» TASK BRIEF: Could you give the data below again, exactly and completely?

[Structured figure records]
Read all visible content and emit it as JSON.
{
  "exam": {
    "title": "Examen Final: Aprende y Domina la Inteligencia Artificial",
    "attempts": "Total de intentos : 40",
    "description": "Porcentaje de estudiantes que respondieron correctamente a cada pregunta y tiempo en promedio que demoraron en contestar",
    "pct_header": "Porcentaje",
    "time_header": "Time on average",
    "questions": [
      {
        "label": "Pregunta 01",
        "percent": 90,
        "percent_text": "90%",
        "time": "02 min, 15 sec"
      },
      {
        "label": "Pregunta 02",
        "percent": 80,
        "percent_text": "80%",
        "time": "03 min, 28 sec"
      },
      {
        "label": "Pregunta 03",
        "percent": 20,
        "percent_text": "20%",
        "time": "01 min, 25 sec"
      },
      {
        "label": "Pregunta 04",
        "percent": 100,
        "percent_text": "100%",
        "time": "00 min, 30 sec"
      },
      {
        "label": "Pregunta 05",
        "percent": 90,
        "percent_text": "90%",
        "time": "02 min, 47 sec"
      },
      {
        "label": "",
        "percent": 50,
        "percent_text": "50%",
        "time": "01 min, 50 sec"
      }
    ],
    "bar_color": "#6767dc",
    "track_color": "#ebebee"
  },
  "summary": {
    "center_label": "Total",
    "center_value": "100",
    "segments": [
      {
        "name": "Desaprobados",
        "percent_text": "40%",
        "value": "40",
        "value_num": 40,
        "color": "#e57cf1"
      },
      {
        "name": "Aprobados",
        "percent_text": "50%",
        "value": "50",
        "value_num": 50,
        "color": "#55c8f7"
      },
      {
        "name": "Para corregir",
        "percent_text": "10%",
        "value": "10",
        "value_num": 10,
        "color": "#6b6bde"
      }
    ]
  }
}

» PROBLEM SOLUTION:
Read all visible content and emit it as JSON.
{
  "exam": {
    "title": "Examen Final: Aprende y Domina la Inteligencia Artificial",
    "attempts": "Total de intentos : 40",
    "description": "Porcentaje de estudiantes que respondieron correctamente a cada pregunta y tiempo en promedio que demoraron en contestar",
    "pct_header": "Porcentaje",
    "time_header": "Time on average",
    "questions": [
      {
        "label": "Pregunta 01",
        "percent": 90,
        "percent_text": "90%",
        "time": "02 min, 15 sec"
      },
      {
        "label": "Pregunta 02",
        "percent": 80,
        "percent_text": "80%",
        "time": "03 min, 28 sec"
      },
      {
        "label": "Pregunta 03",
        "percent": 20,
        "percent_text": "20%",
        "time": "01 min, 25 sec"
      },
      {
        "label": "Pregunta 04",
        "percent": 100,
        "percent_text": "100%",
        "time": "00 min, 30 sec"
      },
      {
        "label": "Pregunta 05",
        "percent": 90,
        "percent_text": "90%",
        "time": "02 min, 47 sec"
      },
      {
        "label": "",
        "percent": 50,
        "percent_text": "50%",
        "time": "01 min, 50 sec"
      }
    ],
    "bar_color": "#6767dc",
    "track_color": "#ebebee"
  },
  "summary": {
    "center_label": "Total",
    "center_value": "100",
    "segments": [
      {
        "name": "Desaprobados",
        "percent_text": "40%",
        "value": "40",
        "value_num": 40,
        "color": "#e57cf1"
      },
      {
        "name": "Aprobados",
        "percent_text": "50%",
        "value": "50",
        "value_num": 50,
        "color": "#55c8f7"
      },
      {
        "name": "Para corregir",
        "percent_text": "10%",
        "value": "10",
        "value_num": 10,
        "color": "#6b6bde"
      }
    ]
  }
}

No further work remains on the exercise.